• Source records:

# # # # #

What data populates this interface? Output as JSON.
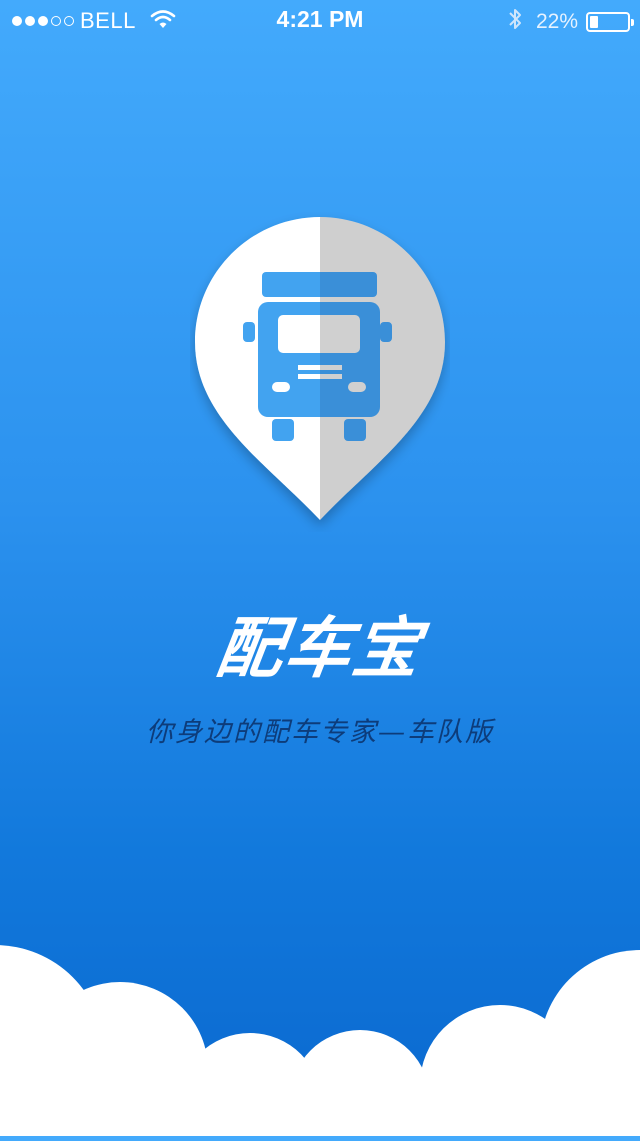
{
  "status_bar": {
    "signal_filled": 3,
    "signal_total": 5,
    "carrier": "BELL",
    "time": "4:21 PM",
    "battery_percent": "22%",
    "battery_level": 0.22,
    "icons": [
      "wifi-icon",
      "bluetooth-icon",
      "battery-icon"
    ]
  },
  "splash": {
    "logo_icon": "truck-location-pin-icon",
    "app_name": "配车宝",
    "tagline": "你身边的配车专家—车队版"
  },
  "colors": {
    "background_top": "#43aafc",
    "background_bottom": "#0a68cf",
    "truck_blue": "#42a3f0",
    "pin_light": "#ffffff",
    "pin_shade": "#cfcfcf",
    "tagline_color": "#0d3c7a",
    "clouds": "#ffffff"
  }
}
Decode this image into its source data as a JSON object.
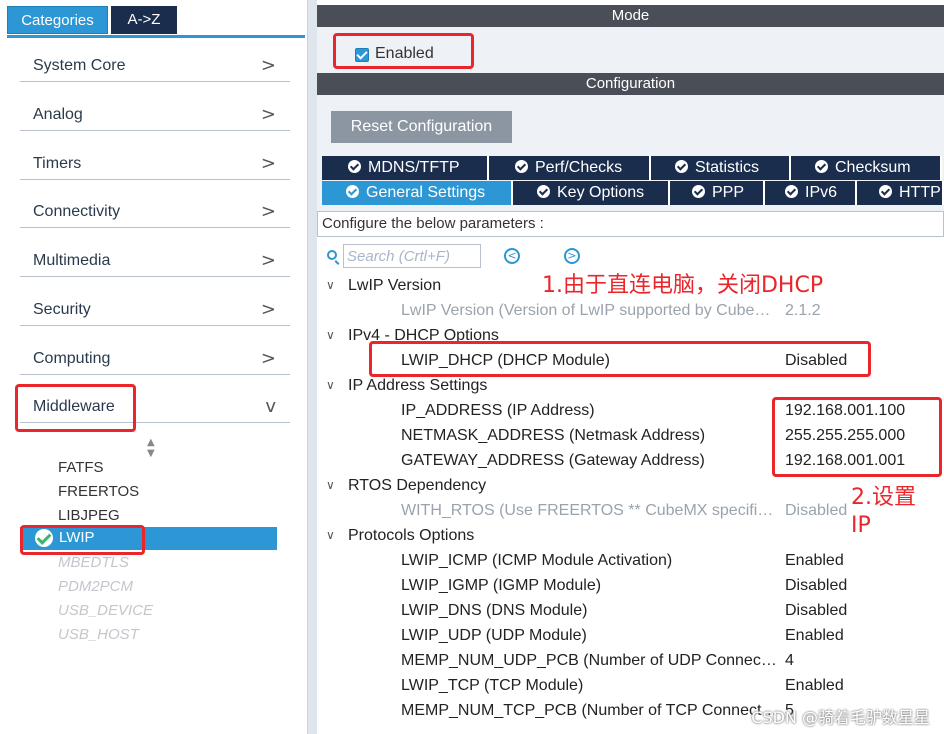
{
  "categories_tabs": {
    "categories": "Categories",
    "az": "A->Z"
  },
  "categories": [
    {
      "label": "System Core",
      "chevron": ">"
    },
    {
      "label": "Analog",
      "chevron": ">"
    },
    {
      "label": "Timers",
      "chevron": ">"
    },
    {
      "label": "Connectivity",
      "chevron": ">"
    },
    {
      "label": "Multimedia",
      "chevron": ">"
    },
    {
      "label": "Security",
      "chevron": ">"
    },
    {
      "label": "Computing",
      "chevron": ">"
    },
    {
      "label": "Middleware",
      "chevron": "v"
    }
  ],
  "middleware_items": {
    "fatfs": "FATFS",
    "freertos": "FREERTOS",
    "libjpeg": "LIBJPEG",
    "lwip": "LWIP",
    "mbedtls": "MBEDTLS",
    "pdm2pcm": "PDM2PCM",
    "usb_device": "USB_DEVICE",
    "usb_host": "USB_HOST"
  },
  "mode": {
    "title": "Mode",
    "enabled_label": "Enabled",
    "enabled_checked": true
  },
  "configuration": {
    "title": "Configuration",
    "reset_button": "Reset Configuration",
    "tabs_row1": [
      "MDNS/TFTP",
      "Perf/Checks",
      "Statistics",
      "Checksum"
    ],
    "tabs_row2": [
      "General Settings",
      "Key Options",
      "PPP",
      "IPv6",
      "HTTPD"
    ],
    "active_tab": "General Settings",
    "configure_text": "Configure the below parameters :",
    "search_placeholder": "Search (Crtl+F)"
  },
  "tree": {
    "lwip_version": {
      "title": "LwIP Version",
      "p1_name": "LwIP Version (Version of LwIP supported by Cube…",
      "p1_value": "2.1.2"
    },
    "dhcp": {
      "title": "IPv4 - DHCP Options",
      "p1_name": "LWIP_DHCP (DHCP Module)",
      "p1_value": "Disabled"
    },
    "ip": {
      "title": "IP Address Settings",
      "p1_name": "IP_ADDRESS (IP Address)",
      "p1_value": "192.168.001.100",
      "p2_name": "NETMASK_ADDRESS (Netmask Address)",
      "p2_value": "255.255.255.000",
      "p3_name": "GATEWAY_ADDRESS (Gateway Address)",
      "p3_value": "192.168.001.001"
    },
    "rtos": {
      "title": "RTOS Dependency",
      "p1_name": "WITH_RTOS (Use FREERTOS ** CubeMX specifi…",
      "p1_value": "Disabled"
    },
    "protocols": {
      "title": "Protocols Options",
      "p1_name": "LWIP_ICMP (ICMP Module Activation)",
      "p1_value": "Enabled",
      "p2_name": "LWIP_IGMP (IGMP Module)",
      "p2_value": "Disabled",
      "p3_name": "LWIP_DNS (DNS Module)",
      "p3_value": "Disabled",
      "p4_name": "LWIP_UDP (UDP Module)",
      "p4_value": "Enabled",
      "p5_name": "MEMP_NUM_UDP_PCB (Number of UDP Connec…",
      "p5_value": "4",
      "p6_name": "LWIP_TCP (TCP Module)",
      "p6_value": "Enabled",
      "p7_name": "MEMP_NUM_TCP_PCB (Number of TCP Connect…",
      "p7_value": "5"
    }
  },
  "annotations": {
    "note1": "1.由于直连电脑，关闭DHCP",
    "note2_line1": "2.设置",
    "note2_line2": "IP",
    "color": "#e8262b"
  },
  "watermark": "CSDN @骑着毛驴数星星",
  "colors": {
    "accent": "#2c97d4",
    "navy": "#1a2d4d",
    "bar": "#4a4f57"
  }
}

# # # # #

• Given exercise: Apart from the pictures, the entries above are to be repeated in full and exactly.

• Task output:
What data populates this interface? Output as JSON.
{
  "status_bar": {
    "signal_filled": 3,
    "signal_total": 5,
    "carrier": "BELL",
    "time": "4:21 PM",
    "battery_percent": "22%",
    "battery_level": 0.22,
    "icons": [
      "wifi-icon",
      "bluetooth-icon",
      "battery-icon"
    ]
  },
  "splash": {
    "logo_icon": "truck-location-pin-icon",
    "app_name": "配车宝",
    "tagline": "你身边的配车专家—车队版"
  },
  "colors": {
    "background_top": "#43aafc",
    "background_bottom": "#0a68cf",
    "truck_blue": "#42a3f0",
    "pin_light": "#ffffff",
    "pin_shade": "#cfcfcf",
    "tagline_color": "#0d3c7a",
    "clouds": "#ffffff"
  }
}
Decode this image into its source data as a JSON object.
{
  "categories_tabs": {
    "categories": "Categories",
    "az": "A->Z"
  },
  "categories": [
    {
      "label": "System Core",
      "chevron": ">"
    },
    {
      "label": "Analog",
      "chevron": ">"
    },
    {
      "label": "Timers",
      "chevron": ">"
    },
    {
      "label": "Connectivity",
      "chevron": ">"
    },
    {
      "label": "Multimedia",
      "chevron": ">"
    },
    {
      "label": "Security",
      "chevron": ">"
    },
    {
      "label": "Computing",
      "chevron": ">"
    },
    {
      "label": "Middleware",
      "chevron": "v"
    }
  ],
  "middleware_items": {
    "fatfs": "FATFS",
    "freertos": "FREERTOS",
    "libjpeg": "LIBJPEG",
    "lwip": "LWIP",
    "mbedtls": "MBEDTLS",
    "pdm2pcm": "PDM2PCM",
    "usb_device": "USB_DEVICE",
    "usb_host": "USB_HOST"
  },
  "mode": {
    "title": "Mode",
    "enabled_label": "Enabled",
    "enabled_checked": true
  },
  "configuration": {
    "title": "Configuration",
    "reset_button": "Reset Configuration",
    "tabs_row1": [
      "MDNS/TFTP",
      "Perf/Checks",
      "Statistics",
      "Checksum"
    ],
    "tabs_row2": [
      "General Settings",
      "Key Options",
      "PPP",
      "IPv6",
      "HTTPD"
    ],
    "active_tab": "General Settings",
    "configure_text": "Configure the below parameters :",
    "search_placeholder": "Search (Crtl+F)"
  },
  "tree": {
    "lwip_version": {
      "title": "LwIP Version",
      "p1_name": "LwIP Version (Version of LwIP supported by Cube…",
      "p1_value": "2.1.2"
    },
    "dhcp": {
      "title": "IPv4 - DHCP Options",
      "p1_name": "LWIP_DHCP (DHCP Module)",
      "p1_value": "Disabled"
    },
    "ip": {
      "title": "IP Address Settings",
      "p1_name": "IP_ADDRESS (IP Address)",
      "p1_value": "192.168.001.100",
      "p2_name": "NETMASK_ADDRESS (Netmask Address)",
      "p2_value": "255.255.255.000",
      "p3_name": "GATEWAY_ADDRESS (Gateway Address)",
      "p3_value": "192.168.001.001"
    },
    "rtos": {
      "title": "RTOS Dependency",
      "p1_name": "WITH_RTOS (Use FREERTOS ** CubeMX specifi…",
      "p1_value": "Disabled"
    },
    "protocols": {
      "title": "Protocols Options",
      "p1_name": "LWIP_ICMP (ICMP Module Activation)",
      "p1_value": "Enabled",
      "p2_name": "LWIP_IGMP (IGMP Module)",
      "p2_value": "Disabled",
      "p3_name": "LWIP_DNS (DNS Module)",
      "p3_value": "Disabled",
      "p4_name": "LWIP_UDP (UDP Module)",
      "p4_value": "Enabled",
      "p5_name": "MEMP_NUM_UDP_PCB (Number of UDP Connec…",
      "p5_value": "4",
      "p6_name": "LWIP_TCP (TCP Module)",
      "p6_value": "Enabled",
      "p7_name": "MEMP_NUM_TCP_PCB (Number of TCP Connect…",
      "p7_value": "5"
    }
  },
  "annotations": {
    "note1": "1.由于直连电脑，关闭DHCP",
    "note2_line1": "2.设置",
    "note2_line2": "IP",
    "color": "#e8262b"
  },
  "watermark": "CSDN @骑着毛驴数星星",
  "colors": {
    "accent": "#2c97d4",
    "navy": "#1a2d4d",
    "bar": "#4a4f57"
  }
}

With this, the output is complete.